* begin *

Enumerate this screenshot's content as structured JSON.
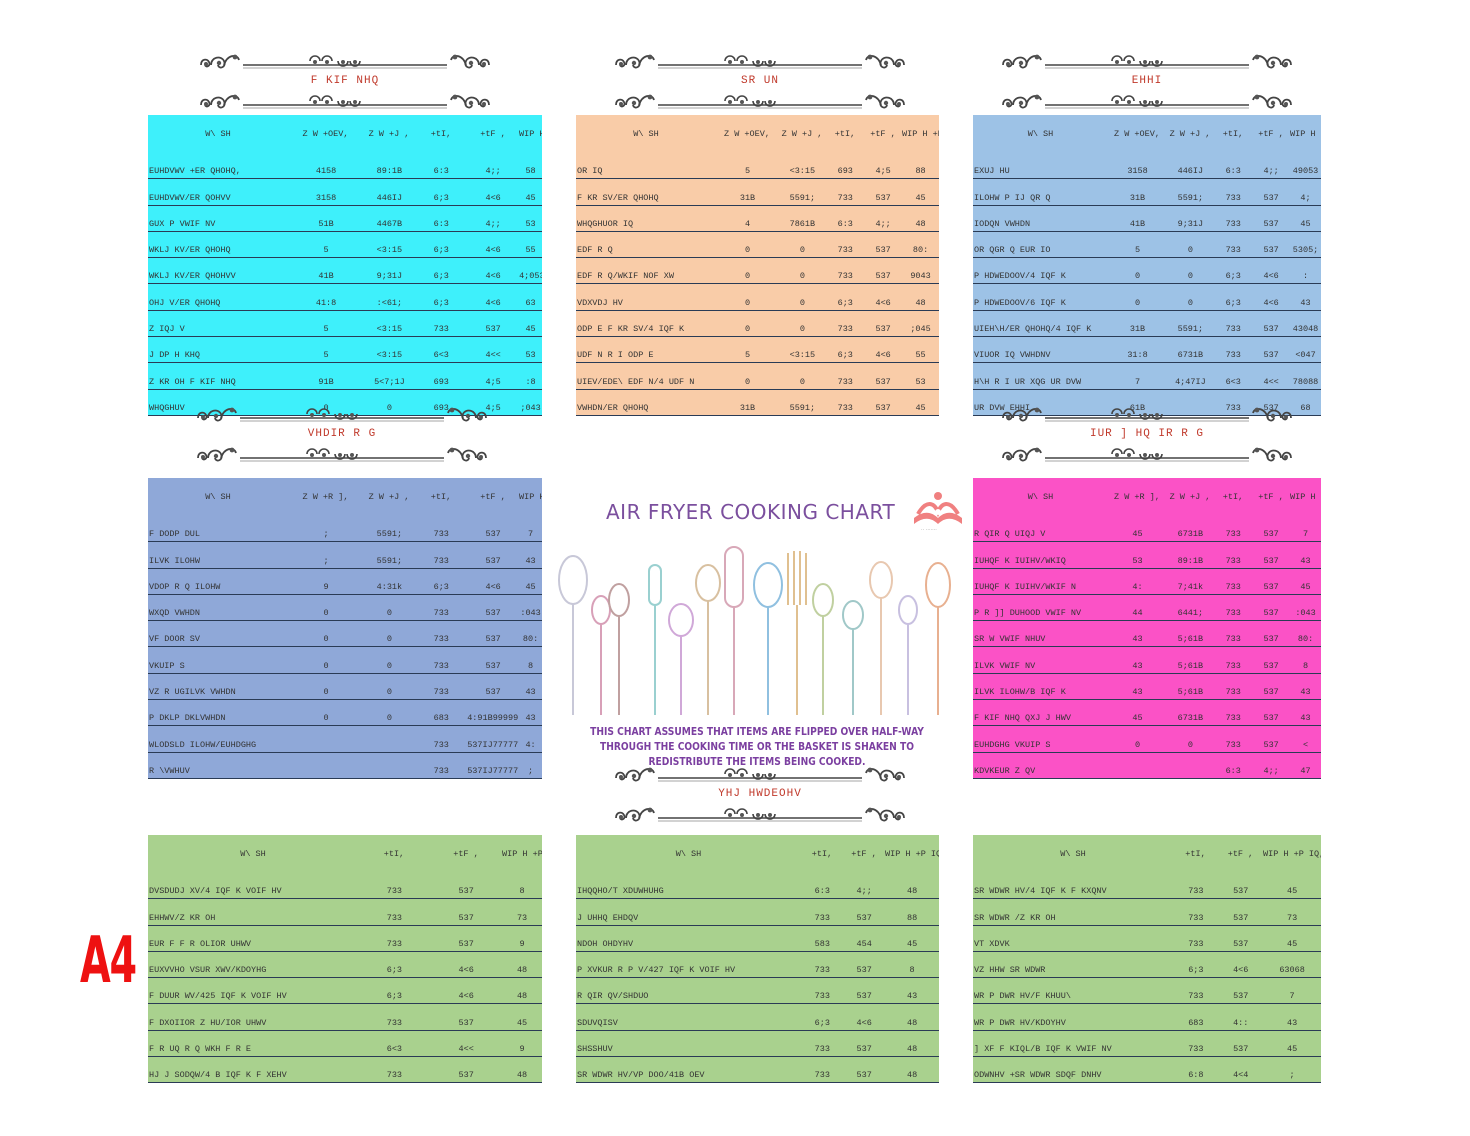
{
  "page": {
    "title": "AIR FRYER COOKING CHART",
    "note": "THIS CHART ASSUMES THAT ITEMS ARE FLIPPED OVER HALF-WAY THROUGH THE COOKING TIME OR THE BASKET IS SHAKEN TO REDISTRIBUTE THE ITEMS BEING COOKED.",
    "paper_size": "A4",
    "logo_caption": "·· ·······",
    "colors": {
      "title": "#7b4f9e",
      "section_title": "#c0392b",
      "a4": "#ee1111"
    }
  },
  "sections": {
    "chicken": {
      "title": "F KIF NHQ",
      "color": "#3ef0fb",
      "headers": [
        "W\\ SH",
        "Z W +OEV,",
        "Z W +J ,",
        "+tI,",
        "+tF ,",
        "WIP H +P IQ,"
      ],
      "rows": [
        [
          "EUHDVWV +ER QHOHQ,",
          "4158",
          "89:1B",
          "6:3",
          "4;;",
          "58"
        ],
        [
          "EUHDVWV/ER QOHVV",
          "3158",
          "446IJ",
          "6;3",
          "4<6",
          "45"
        ],
        [
          "GUX P VWIF NV",
          "51B",
          "4467B",
          "6:3",
          "4;;",
          "53"
        ],
        [
          "WKLJ KV/ER QHOHQ",
          "5",
          "<3:15",
          "6;3",
          "4<6",
          "55"
        ],
        [
          "WKLJ KV/ER QHOHVV",
          "41B",
          "9;31J",
          "6;3",
          "4<6",
          "4;053"
        ],
        [
          "OHJ V/ER QHOHQ",
          "41:8",
          ":<61;",
          "6;3",
          "4<6",
          "63"
        ],
        [
          "Z IQJ V",
          "5",
          "<3:15",
          "733",
          "537",
          "45"
        ],
        [
          "J DP H KHQ",
          "5",
          "<3:15",
          "6<3",
          "4<<",
          "53"
        ],
        [
          "Z KR OH F KIF NHQ",
          "91B",
          "5<7;1J",
          "693",
          "4;5",
          ":8"
        ],
        [
          "WHQGHUV",
          "0",
          "0",
          "693",
          "4;5",
          ";043"
        ]
      ]
    },
    "pork": {
      "title": "SR UN",
      "color": "#f9cca8",
      "headers": [
        "W\\ SH",
        "Z W +OEV,",
        "Z W +J ,",
        "+tI,",
        "+tF ,",
        "WIP H +P IQ,"
      ],
      "rows": [
        [
          "OR IQ",
          "5",
          "<3:15",
          "693",
          "4;5",
          "88"
        ],
        [
          "F KR SV/ER QHOHQ",
          "31B",
          "5591;",
          "733",
          "537",
          "45"
        ],
        [
          "WHQGHUOR IQ",
          "4",
          "7861B",
          "6:3",
          "4;;",
          "48"
        ],
        [
          "EDF R Q",
          "0",
          "0",
          "733",
          "537",
          "80:"
        ],
        [
          "EDF R Q/WKIF NOF XW",
          "0",
          "0",
          "733",
          "537",
          "9043"
        ],
        [
          "VDXVDJ HV",
          "0",
          "0",
          "6;3",
          "4<6",
          "48"
        ],
        [
          "ODP E F KR SV/4 IQF K",
          "0",
          "0",
          "733",
          "537",
          ";045"
        ],
        [
          "UDF N R I ODP E",
          "5",
          "<3:15",
          "6;3",
          "4<6",
          "55"
        ],
        [
          "UIEV/EDE\\ EDF N/4 UDF N",
          "0",
          "0",
          "733",
          "537",
          "53"
        ],
        [
          "VWHDN/ER QHOHQ",
          "31B",
          "5591;",
          "733",
          "537",
          "45"
        ]
      ]
    },
    "beef": {
      "title": "EHHI",
      "color": "#9dc2e6",
      "headers": [
        "W\\ SH",
        "Z W +OEV,",
        "Z W +J ,",
        "+tI,",
        "+tF ,",
        "WIP H +P IQ,"
      ],
      "rows": [
        [
          "EXUJ HU",
          "3158",
          "446IJ",
          "6:3",
          "4;;",
          "49053"
        ],
        [
          "ILOHW P IJ QR Q",
          "31B",
          "5591;",
          "733",
          "537",
          "4;"
        ],
        [
          "IODQN VWHDN",
          "41B",
          "9;31J",
          "733",
          "537",
          "45"
        ],
        [
          "OR QGR Q EUR IO",
          "5",
          "0",
          "733",
          "537",
          "5305;"
        ],
        [
          "P HDWEDOOV/4 IQF K",
          "0",
          "0",
          "6;3",
          "4<6",
          ":"
        ],
        [
          "P HDWEDOOV/6 IQF K",
          "0",
          "0",
          "6;3",
          "4<6",
          "43"
        ],
        [
          "UIEH\\H/ER QHOHQ/4 IQF K",
          "31B",
          "5591;",
          "733",
          "537",
          "43048"
        ],
        [
          "VIUOR IQ VWHDNV",
          "31:8",
          "6731B",
          "733",
          "537",
          "<047"
        ],
        [
          "H\\H R I UR XQG UR DVW",
          "7",
          "4;47IJ",
          "6<3",
          "4<<",
          "78088"
        ],
        [
          "UR DVW EHHI",
          "61B",
          "",
          "733",
          "537",
          "68"
        ]
      ]
    },
    "seafood": {
      "title": "VHDIR R G",
      "color": "#8fa8d8",
      "headers": [
        "W\\ SH",
        "Z W +R ],",
        "Z W +J ,",
        "+tI,",
        "+tF ,",
        "WIP H +P IQ,"
      ],
      "rows": [
        [
          "F DODP DUL",
          ";",
          "5591;",
          "733",
          "537",
          "7"
        ],
        [
          "ILVK ILOHW",
          ";",
          "5591;",
          "733",
          "537",
          "43"
        ],
        [
          "VDOP R Q ILOHW",
          "9",
          "4:31k",
          "6;3",
          "4<6",
          "45"
        ],
        [
          "WXQD VWHDN",
          "0",
          "0",
          "733",
          "537",
          ":043"
        ],
        [
          "VF DOOR SV",
          "0",
          "0",
          "733",
          "537",
          "80:"
        ],
        [
          "VKUIP S",
          "0",
          "0",
          "733",
          "537",
          "8"
        ],
        [
          "VZ R UGILVK VWHDN",
          "0",
          "0",
          "733",
          "537",
          "43"
        ],
        [
          "P DKLP DKLVWHDN",
          "0",
          "0",
          "683",
          "4:91B99999:",
          "43"
        ],
        [
          "WLODSLD ILOHW/EUHDGHG",
          "",
          "",
          "733",
          "537IJ777777",
          "4:"
        ],
        [
          "R \\VWHUV",
          "",
          "",
          "733",
          "537IJ777777",
          ";"
        ]
      ]
    },
    "frozen_food": {
      "title": "IUR ] HQ IR R G",
      "color": "#fb52c6",
      "headers": [
        "W\\ SH",
        "Z W +R ],",
        "Z W +J ,",
        "+tI,",
        "+tF ,",
        "WIP H +P IQ,"
      ],
      "rows": [
        [
          "R QIR Q UIQJ V",
          "45",
          "6731B",
          "733",
          "537",
          "7"
        ],
        [
          "IUHQF K IUIHV/WKIQ",
          "53",
          "89:1B",
          "733",
          "537",
          "43"
        ],
        [
          "IUHQF K IUIHV/WKIF N",
          "4:",
          "7;41k",
          "733",
          "537",
          "45"
        ],
        [
          "P R ]] DUHOOD VWIF NV",
          "44",
          "6441;",
          "733",
          "537",
          ":043"
        ],
        [
          "SR W VWIF NHUV",
          "43",
          "5;61B",
          "733",
          "537",
          "80:"
        ],
        [
          "ILVK VWIF NV",
          "43",
          "5;61B",
          "733",
          "537",
          "8"
        ],
        [
          "ILVK ILOHW/B IQF K",
          "43",
          "5;61B",
          "733",
          "537",
          "43"
        ],
        [
          "F KIF NHQ QXJ J HWV",
          "45",
          "6731B",
          "733",
          "537",
          "43"
        ],
        [
          "EUHDGHG VKUIP S",
          "0",
          "0",
          "733",
          "537",
          "<"
        ],
        [
          "KDVKEUR Z QV",
          "",
          "",
          "6:3",
          "4;;",
          "47"
        ]
      ]
    },
    "vegetables_1": {
      "title": "",
      "color": "#a9d18e",
      "headers": [
        "W\\ SH",
        "+tI,",
        "+tF ,",
        "WIP H +P IQ,"
      ],
      "rows": [
        [
          "DVSDUDJ XV/4 IQF K VOIF HV",
          "733",
          "537",
          "8"
        ],
        [
          "EHHWV/Z KR OH",
          "733",
          "537",
          "73"
        ],
        [
          "EUR F F R OLIOR UHWV",
          "733",
          "537",
          "9"
        ],
        [
          "EUXVVHO VSUR XWV/KDOYHG",
          "6;3",
          "4<6",
          "48"
        ],
        [
          "F DUUR WV/425 IQF K VOIF HV",
          "6;3",
          "4<6",
          "48"
        ],
        [
          "F DXOIIOR Z HU/IOR UHWV",
          "733",
          "537",
          "45"
        ],
        [
          "F R UQ R Q WKH F R E",
          "6<3",
          "4<<",
          "9"
        ],
        [
          "HJ J SODQW/4 B IQF K F XEHV",
          "733",
          "537",
          "48"
        ]
      ]
    },
    "vegetables": {
      "title": "YHJ HWDEOHV",
      "color": "#a9d18e",
      "headers": [
        "W\\ SH",
        "+tI,",
        "+tF ,",
        "WIP H +P IQ,"
      ],
      "rows": [
        [
          "IHQQHO/T XDUWHUHG",
          "6:3",
          "4;;",
          "48"
        ],
        [
          "J UHHQ EHDQV",
          "733",
          "537",
          "88"
        ],
        [
          "NDOH OHDYHV",
          "583",
          "454",
          "45"
        ],
        [
          "P XVKUR R P V/427 IQF K VOIF HV",
          "733",
          "537",
          "8"
        ],
        [
          "R QIR QV/SHDUO",
          "733",
          "537",
          "43"
        ],
        [
          "SDUVQISV",
          "6;3",
          "4<6",
          "48"
        ],
        [
          "SHSSHUV",
          "733",
          "537",
          "48"
        ],
        [
          "SR WDWR HV/VP DOO/41B OEV",
          "733",
          "537",
          "48"
        ]
      ]
    },
    "vegetables_3": {
      "title": "",
      "color": "#a9d18e",
      "headers": [
        "W\\ SH",
        "+tI,",
        "+tF ,",
        "WIP H +P IQ,"
      ],
      "rows": [
        [
          "SR WDWR HV/4 IQF K F KXQNV",
          "733",
          "537",
          "45"
        ],
        [
          "SR WDWR /Z KR OH",
          "733",
          "537",
          "73"
        ],
        [
          "VT XDVK",
          "733",
          "537",
          "45"
        ],
        [
          "VZ HHW SR WDWR",
          "6;3",
          "4<6",
          "63068"
        ],
        [
          "WR P DWR HV/F KHUU\\",
          "733",
          "537",
          "7"
        ],
        [
          "WR P DWR HV/KDOYHV",
          "683",
          "4::",
          "43"
        ],
        [
          "] XF F KIQL/B IQF K VWIF NV",
          "733",
          "537",
          "45"
        ],
        [
          "ODWNHV +SR WDWR  SDQF DNHV",
          "6:8",
          "4<4",
          ";"
        ]
      ]
    }
  }
}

* end *

--- Exercise ---
Show all lines from the data above in which the word "VOIF" appears.

--- Answer in full ---
          "DVSDUDJ XV/4 IQF K VOIF HV",
          "F DUUR WV/425 IQF K VOIF HV",
          "P XVKUR R P V/427 IQF K VOIF HV",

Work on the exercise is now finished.